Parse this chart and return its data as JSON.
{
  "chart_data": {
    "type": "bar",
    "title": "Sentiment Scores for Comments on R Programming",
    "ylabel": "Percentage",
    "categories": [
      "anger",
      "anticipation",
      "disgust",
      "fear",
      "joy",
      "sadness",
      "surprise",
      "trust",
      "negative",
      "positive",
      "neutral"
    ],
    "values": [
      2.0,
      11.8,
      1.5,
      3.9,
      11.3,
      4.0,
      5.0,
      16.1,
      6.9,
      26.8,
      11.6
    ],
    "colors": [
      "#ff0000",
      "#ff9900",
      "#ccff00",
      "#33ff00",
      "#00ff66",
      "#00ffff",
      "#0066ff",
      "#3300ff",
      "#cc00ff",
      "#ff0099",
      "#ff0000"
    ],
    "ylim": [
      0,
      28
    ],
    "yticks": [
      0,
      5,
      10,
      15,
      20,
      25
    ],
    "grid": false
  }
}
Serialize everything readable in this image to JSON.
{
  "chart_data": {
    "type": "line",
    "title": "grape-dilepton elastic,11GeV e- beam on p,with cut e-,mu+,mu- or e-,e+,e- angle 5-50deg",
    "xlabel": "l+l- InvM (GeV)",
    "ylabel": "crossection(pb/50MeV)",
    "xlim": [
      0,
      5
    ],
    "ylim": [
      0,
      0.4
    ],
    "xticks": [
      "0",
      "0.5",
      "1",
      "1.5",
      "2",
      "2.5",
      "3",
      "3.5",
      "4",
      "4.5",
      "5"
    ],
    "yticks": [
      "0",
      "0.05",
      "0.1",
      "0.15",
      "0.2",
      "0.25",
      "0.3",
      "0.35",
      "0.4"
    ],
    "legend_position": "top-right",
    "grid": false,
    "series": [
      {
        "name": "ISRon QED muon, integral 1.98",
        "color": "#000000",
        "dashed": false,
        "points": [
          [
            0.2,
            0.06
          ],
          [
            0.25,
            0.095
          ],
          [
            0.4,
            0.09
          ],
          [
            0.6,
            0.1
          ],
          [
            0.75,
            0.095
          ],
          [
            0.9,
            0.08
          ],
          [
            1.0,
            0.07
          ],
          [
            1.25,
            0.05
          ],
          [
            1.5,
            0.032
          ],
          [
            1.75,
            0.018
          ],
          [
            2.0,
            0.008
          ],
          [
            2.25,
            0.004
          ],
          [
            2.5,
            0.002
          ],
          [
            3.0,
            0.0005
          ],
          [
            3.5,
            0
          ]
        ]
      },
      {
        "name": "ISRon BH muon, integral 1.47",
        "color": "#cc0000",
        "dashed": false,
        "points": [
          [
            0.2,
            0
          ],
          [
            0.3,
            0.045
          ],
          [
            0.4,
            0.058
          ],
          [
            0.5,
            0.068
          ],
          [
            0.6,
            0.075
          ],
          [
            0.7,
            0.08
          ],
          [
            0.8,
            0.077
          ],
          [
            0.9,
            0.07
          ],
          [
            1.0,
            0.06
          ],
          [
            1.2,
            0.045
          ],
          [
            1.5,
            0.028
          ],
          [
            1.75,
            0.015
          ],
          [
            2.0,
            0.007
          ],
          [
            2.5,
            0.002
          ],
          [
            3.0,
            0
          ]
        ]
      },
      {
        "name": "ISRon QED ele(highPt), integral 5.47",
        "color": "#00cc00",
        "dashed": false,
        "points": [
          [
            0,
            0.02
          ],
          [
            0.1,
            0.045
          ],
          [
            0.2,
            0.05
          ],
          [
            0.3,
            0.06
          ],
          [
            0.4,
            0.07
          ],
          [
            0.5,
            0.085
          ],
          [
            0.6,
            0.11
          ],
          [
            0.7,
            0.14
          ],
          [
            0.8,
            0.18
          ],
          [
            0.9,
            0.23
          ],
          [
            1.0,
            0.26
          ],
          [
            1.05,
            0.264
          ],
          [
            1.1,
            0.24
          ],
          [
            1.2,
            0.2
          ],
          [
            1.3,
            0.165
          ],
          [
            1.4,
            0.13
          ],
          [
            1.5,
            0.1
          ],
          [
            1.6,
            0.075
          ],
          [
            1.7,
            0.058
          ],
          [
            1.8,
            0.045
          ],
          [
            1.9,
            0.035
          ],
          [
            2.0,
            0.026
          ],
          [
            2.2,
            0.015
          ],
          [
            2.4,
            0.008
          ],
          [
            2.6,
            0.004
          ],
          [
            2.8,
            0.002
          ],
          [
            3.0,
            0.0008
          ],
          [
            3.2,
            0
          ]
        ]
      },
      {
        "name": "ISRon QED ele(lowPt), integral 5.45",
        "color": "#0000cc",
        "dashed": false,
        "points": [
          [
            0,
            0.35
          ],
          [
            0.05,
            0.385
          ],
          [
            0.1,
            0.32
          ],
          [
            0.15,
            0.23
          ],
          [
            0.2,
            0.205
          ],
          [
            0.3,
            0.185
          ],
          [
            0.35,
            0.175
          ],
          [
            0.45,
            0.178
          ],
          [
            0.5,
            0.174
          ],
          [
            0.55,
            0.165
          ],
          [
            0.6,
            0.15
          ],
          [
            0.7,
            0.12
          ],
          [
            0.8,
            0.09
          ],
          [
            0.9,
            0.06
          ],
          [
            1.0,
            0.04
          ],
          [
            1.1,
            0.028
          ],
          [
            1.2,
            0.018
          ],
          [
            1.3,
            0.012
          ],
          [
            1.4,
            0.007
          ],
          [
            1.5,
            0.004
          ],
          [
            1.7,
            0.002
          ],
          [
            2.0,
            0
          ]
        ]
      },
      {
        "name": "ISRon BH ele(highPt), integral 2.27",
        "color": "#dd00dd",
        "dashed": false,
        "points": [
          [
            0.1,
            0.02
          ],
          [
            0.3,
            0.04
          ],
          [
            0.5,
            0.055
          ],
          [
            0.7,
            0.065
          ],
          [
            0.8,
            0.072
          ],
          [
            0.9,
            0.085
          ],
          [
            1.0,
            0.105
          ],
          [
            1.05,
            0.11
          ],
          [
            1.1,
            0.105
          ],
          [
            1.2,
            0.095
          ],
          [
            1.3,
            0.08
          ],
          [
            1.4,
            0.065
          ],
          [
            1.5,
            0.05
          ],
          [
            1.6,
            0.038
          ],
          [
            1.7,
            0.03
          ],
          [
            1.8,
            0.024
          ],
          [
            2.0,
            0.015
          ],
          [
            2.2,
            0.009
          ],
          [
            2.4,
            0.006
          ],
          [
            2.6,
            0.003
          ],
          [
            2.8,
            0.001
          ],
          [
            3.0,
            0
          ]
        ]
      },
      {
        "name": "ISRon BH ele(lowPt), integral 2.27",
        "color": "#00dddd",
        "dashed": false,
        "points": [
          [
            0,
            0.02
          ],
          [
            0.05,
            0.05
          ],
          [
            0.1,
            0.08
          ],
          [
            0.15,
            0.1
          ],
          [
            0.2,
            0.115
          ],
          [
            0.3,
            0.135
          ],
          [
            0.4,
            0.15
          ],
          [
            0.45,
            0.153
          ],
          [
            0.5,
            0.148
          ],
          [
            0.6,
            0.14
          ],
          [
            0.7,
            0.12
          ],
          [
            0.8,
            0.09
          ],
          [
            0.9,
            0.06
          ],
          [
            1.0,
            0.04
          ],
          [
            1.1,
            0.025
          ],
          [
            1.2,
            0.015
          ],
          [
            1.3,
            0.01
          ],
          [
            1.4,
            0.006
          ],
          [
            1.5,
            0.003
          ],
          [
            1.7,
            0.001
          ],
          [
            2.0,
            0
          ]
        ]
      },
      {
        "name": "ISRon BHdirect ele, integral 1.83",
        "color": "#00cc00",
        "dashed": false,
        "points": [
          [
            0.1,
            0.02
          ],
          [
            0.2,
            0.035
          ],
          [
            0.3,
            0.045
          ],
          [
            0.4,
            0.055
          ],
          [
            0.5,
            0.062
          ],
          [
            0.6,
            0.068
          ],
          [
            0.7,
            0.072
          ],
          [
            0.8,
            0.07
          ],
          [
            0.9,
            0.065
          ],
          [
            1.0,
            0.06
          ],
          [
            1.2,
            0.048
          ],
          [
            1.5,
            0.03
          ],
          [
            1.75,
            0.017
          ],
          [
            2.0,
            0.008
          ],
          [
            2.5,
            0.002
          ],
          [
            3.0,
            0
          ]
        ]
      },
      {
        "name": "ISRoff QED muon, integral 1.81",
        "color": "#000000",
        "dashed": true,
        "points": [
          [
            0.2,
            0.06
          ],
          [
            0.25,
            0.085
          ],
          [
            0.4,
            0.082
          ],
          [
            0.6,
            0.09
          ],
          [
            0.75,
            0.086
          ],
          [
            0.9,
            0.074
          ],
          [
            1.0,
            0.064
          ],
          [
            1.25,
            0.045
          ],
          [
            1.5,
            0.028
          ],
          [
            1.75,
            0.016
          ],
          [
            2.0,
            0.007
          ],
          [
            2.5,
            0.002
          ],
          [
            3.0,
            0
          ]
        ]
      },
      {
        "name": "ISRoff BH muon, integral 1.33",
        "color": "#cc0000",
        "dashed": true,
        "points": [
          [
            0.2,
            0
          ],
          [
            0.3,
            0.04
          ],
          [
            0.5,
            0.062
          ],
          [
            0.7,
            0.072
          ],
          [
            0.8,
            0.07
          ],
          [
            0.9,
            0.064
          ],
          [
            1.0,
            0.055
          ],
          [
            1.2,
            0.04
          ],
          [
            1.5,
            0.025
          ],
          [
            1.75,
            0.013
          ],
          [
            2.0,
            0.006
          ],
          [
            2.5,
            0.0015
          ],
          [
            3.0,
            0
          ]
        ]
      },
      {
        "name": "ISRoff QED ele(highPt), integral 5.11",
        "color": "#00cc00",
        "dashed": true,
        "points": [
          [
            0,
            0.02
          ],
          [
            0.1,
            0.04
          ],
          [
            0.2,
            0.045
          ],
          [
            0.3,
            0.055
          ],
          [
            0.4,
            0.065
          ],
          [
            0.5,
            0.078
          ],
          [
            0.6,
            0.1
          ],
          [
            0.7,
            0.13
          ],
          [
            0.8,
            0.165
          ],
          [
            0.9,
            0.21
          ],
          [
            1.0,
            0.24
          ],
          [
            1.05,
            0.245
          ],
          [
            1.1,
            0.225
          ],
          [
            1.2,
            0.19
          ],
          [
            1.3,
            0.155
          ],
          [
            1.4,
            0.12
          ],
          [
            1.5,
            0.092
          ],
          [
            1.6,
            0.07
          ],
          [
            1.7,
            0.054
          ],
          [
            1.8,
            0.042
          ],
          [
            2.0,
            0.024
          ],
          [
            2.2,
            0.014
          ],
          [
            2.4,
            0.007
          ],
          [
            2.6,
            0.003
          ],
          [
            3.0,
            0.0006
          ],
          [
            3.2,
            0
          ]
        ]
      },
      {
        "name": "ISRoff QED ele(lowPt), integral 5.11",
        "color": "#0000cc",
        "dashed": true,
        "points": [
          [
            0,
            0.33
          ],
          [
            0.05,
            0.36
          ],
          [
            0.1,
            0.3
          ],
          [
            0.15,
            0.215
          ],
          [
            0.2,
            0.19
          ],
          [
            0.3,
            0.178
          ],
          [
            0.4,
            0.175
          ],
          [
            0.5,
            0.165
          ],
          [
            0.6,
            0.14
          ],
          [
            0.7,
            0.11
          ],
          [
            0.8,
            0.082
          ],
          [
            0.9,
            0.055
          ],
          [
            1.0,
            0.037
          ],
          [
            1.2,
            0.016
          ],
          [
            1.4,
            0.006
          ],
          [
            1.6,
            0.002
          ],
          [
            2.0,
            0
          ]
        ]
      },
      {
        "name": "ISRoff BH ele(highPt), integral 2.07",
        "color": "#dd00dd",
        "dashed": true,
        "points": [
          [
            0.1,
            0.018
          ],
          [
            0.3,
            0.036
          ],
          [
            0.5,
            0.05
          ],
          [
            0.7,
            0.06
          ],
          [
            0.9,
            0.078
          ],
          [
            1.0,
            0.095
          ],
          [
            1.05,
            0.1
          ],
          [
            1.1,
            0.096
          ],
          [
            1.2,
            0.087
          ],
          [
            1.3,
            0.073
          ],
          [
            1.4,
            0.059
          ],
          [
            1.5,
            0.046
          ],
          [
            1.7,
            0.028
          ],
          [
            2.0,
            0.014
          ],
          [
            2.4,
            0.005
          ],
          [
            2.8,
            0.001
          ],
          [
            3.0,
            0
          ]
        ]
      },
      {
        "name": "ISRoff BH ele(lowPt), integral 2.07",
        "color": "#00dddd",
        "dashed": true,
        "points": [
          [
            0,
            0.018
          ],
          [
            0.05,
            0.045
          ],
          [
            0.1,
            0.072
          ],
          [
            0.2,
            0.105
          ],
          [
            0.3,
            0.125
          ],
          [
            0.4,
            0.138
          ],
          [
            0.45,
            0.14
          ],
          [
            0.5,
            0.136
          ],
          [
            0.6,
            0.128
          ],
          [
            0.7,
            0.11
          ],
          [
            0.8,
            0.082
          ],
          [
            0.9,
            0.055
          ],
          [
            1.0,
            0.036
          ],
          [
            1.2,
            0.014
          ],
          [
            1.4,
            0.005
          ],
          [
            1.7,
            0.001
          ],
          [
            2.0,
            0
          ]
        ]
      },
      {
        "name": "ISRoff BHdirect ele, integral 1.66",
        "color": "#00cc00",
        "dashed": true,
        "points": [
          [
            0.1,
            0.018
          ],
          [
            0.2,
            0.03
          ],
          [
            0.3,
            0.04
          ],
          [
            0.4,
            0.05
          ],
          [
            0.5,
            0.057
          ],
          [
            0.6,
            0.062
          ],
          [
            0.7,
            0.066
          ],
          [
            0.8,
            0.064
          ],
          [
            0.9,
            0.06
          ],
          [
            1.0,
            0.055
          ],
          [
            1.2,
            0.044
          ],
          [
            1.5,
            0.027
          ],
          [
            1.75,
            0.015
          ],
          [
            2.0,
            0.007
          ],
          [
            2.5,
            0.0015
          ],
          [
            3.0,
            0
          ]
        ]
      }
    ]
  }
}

——

WRITTEN PROBLEM: Each line in the listing above that contains "lowPt" should be copied.

ANSWER TO THE PROBLEM:
        "name": "ISRon QED ele(lowPt), integral 5.45",
        "name": "ISRon BH ele(lowPt), integral 2.27",
        "name": "ISRoff QED ele(lowPt), integral 5.11",
        "name": "ISRoff BH ele(lowPt), integral 2.07",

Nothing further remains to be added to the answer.